— Start —

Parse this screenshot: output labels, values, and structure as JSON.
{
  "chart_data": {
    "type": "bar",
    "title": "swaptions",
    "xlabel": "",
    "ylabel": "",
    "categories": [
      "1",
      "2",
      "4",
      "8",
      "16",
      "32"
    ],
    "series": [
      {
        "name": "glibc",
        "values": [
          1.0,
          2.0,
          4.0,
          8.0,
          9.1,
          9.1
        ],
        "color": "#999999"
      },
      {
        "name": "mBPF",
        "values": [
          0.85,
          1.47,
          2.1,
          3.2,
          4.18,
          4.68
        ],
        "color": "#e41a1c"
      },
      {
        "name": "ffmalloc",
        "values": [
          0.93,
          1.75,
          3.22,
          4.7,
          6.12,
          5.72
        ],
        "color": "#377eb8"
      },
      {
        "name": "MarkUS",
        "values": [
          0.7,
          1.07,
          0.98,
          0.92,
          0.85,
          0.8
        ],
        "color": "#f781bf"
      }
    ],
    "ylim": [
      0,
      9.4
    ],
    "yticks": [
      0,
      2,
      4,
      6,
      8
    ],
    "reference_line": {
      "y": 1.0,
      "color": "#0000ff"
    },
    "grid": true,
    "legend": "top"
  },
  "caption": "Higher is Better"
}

— End —

▶ Instruction:
Read the data above and count the lines that include "name". Answer only with the count.

▶ Answer to the exercise:
4